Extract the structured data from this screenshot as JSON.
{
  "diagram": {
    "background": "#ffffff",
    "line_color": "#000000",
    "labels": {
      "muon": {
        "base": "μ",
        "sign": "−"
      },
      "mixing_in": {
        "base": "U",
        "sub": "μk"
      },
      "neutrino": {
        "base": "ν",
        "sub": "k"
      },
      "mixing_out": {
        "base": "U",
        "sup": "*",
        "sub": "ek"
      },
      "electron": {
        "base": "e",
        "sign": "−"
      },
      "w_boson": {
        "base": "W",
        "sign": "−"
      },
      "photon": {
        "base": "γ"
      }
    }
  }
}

________

- _Problem requirements_:
Repeat every line of the records above exactly.

- _Correct answer_:
Extract the structured data from this screenshot as JSON.
{
  "diagram": {
    "background": "#ffffff",
    "line_color": "#000000",
    "labels": {
      "muon": {
        "base": "μ",
        "sign": "−"
      },
      "mixing_in": {
        "base": "U",
        "sub": "μk"
      },
      "neutrino": {
        "base": "ν",
        "sub": "k"
      },
      "mixing_out": {
        "base": "U",
        "sup": "*",
        "sub": "ek"
      },
      "electron": {
        "base": "e",
        "sign": "−"
      },
      "w_boson": {
        "base": "W",
        "sign": "−"
      },
      "photon": {
        "base": "γ"
      }
    }
  }
}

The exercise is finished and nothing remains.